● **Task to carry out**:
Note how many lines hold the string "Website" and give that number without any other words.

(Dataset records)
===
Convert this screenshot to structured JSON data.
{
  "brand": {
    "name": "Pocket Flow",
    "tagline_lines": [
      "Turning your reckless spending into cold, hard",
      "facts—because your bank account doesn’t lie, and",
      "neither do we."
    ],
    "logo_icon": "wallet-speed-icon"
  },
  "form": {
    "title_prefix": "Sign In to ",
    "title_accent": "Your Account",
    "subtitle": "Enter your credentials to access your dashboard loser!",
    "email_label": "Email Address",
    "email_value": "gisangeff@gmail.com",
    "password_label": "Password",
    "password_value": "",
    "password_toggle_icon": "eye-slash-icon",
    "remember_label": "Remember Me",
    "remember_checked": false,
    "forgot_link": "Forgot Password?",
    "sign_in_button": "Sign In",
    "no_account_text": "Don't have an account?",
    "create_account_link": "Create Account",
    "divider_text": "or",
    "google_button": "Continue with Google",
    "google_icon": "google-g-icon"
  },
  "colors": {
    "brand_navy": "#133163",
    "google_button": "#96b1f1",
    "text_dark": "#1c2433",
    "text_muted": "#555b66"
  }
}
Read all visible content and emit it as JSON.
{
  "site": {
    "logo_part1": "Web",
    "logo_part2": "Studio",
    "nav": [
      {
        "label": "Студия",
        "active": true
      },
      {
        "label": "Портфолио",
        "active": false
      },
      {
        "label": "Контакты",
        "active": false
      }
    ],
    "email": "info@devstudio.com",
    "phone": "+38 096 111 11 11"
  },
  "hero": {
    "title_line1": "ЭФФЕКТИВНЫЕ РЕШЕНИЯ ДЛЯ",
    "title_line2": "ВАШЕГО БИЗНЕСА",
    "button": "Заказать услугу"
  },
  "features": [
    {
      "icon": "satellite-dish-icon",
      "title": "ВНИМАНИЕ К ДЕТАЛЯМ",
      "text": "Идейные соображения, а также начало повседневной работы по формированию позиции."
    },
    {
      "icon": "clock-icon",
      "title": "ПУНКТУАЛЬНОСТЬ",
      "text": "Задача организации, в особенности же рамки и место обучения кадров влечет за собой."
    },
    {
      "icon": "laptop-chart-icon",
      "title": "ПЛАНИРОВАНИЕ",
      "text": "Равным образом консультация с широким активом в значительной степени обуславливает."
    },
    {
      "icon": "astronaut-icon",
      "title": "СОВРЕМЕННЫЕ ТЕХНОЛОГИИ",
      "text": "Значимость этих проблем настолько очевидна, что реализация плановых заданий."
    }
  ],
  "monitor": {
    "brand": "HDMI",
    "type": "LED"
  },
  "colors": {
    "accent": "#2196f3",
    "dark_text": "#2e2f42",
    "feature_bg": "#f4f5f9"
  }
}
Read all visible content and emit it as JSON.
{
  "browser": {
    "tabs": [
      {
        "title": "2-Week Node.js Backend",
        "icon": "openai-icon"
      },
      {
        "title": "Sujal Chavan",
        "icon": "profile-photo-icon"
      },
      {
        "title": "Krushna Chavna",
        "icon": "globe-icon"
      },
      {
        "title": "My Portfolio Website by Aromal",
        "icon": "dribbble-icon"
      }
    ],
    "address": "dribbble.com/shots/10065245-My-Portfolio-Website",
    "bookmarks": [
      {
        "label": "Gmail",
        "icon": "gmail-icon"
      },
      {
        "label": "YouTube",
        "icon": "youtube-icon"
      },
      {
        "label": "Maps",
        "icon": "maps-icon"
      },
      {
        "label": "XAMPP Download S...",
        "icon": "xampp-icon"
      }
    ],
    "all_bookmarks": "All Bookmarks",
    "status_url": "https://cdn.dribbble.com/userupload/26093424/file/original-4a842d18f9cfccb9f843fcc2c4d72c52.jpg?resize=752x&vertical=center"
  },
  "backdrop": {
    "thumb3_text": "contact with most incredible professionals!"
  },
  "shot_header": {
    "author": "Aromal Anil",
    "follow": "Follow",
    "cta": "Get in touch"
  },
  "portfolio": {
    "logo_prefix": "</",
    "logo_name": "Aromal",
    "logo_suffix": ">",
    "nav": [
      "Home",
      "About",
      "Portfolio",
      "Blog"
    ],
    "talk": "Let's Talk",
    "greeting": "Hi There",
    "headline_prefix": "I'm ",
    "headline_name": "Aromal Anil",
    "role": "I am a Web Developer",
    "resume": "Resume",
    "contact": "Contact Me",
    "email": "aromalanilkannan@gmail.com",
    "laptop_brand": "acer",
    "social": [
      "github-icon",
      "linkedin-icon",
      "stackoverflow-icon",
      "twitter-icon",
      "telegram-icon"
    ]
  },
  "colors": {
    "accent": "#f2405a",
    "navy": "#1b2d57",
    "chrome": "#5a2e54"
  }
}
===
● **Output for this exercise**:
2